begin AVAILABLE RECORDS
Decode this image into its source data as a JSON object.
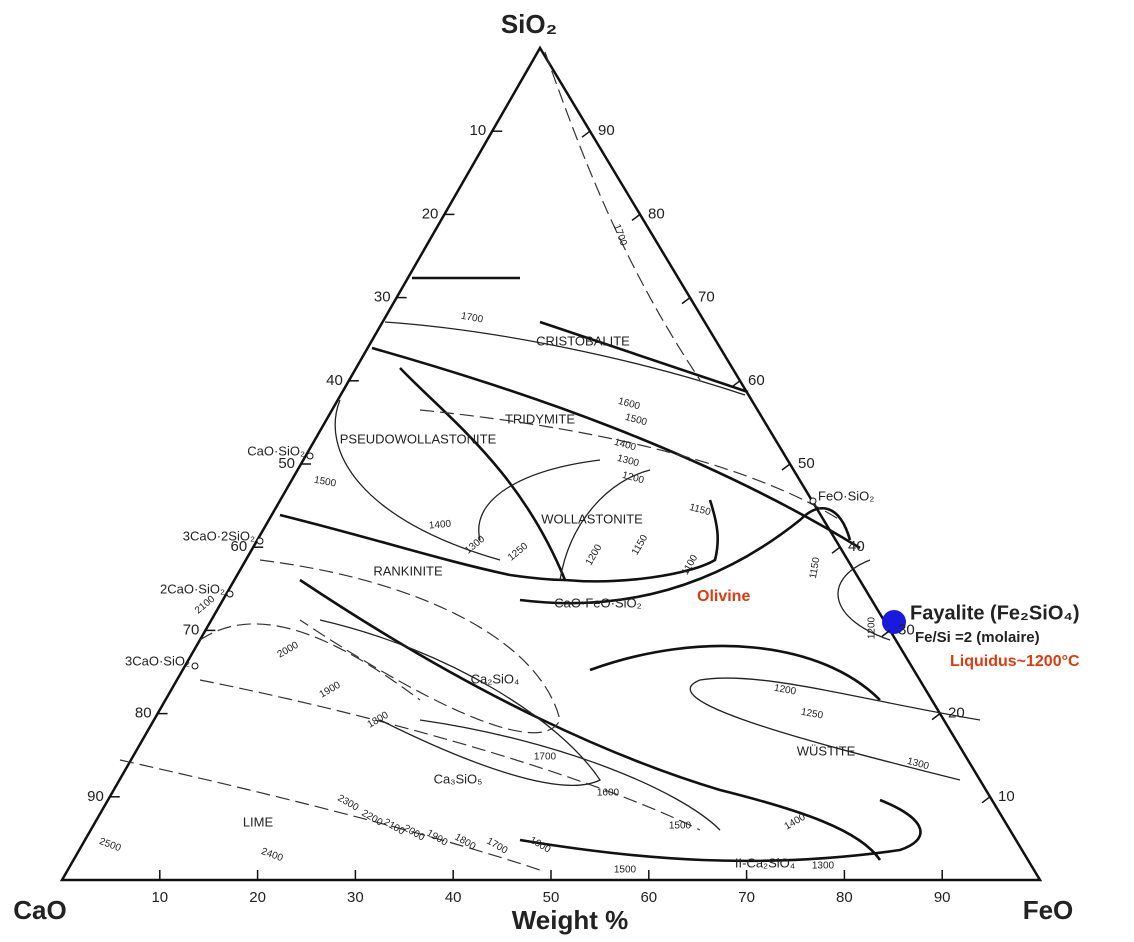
{
  "corners": {
    "top": "SiO₂",
    "left": "CaO",
    "right": "FeO"
  },
  "axis_title": "Weight %",
  "bottom_ticks": [
    10,
    20,
    30,
    40,
    50,
    60,
    70,
    80,
    90
  ],
  "left_ticks": [
    10,
    20,
    30,
    40,
    50,
    60,
    70,
    80,
    90
  ],
  "right_ticks": [
    10,
    20,
    30,
    40,
    50,
    60,
    70,
    80,
    90
  ],
  "phases": [
    "CRISTOBALITE",
    "TRIDYMITE",
    "PSEUDOWOLLASTONITE",
    "WOLLASTONITE",
    "RANKINITE",
    "CaO·FeO·SiO₂",
    "Ca₂SiO₄",
    "Ca₃SiO₅",
    "LIME",
    "WÜSTITE",
    "II-Ca₂SiO₄"
  ],
  "compounds": [
    "CaO·SiO₂",
    "3CaO·2SiO₂",
    "2CaO·SiO₂",
    "3CaO·SiO₂",
    "FeO·SiO₂"
  ],
  "isotherms": [
    "1700",
    "1700",
    "1600",
    "1500",
    "1400",
    "1300",
    "1200",
    "1150",
    "1500",
    "1400",
    "1300",
    "1250",
    "1200",
    "1150",
    "1100",
    "1150",
    "1200",
    "1200",
    "1250",
    "1300",
    "2100",
    "2000",
    "1900",
    "1800",
    "1700",
    "1600",
    "1500",
    "1400",
    "1300",
    "1500",
    "2500",
    "2400",
    "2300",
    "2200",
    "2100",
    "2000",
    "1900",
    "1800",
    "1700",
    "1600"
  ],
  "annotations": {
    "olivine": "Olivine",
    "fayalite": "Fayalite (Fe₂SiO₄)",
    "ratio": "Fe/Si =2 (molaire)",
    "liquidus": "Liquidus~1200°C"
  }
}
end AVAILABLE RECORDS
- _INSTRUCTIONS FOR THE TASK_: Omit every picture, then reproduce the rest of the listing exactly.

- _EXPECTED ANSWER_:
Decode this image into its source data as a JSON object.
{
  "corners": {
    "top": "SiO₂",
    "left": "CaO",
    "right": "FeO"
  },
  "axis_title": "Weight %",
  "bottom_ticks": [
    10,
    20,
    30,
    40,
    50,
    60,
    70,
    80,
    90
  ],
  "left_ticks": [
    10,
    20,
    30,
    40,
    50,
    60,
    70,
    80,
    90
  ],
  "right_ticks": [
    10,
    20,
    30,
    40,
    50,
    60,
    70,
    80,
    90
  ],
  "phases": [
    "CRISTOBALITE",
    "TRIDYMITE",
    "PSEUDOWOLLASTONITE",
    "WOLLASTONITE",
    "RANKINITE",
    "CaO·FeO·SiO₂",
    "Ca₂SiO₄",
    "Ca₃SiO₅",
    "LIME",
    "WÜSTITE",
    "II-Ca₂SiO₄"
  ],
  "compounds": [
    "CaO·SiO₂",
    "3CaO·2SiO₂",
    "2CaO·SiO₂",
    "3CaO·SiO₂",
    "FeO·SiO₂"
  ],
  "isotherms": [
    "1700",
    "1700",
    "1600",
    "1500",
    "1400",
    "1300",
    "1200",
    "1150",
    "1500",
    "1400",
    "1300",
    "1250",
    "1200",
    "1150",
    "1100",
    "1150",
    "1200",
    "1200",
    "1250",
    "1300",
    "2100",
    "2000",
    "1900",
    "1800",
    "1700",
    "1600",
    "1500",
    "1400",
    "1300",
    "1500",
    "2500",
    "2400",
    "2300",
    "2200",
    "2100",
    "2000",
    "1900",
    "1800",
    "1700",
    "1600"
  ],
  "annotations": {
    "olivine": "Olivine",
    "fayalite": "Fayalite (Fe₂SiO₄)",
    "ratio": "Fe/Si =2 (molaire)",
    "liquidus": "Liquidus~1200°C"
  }
}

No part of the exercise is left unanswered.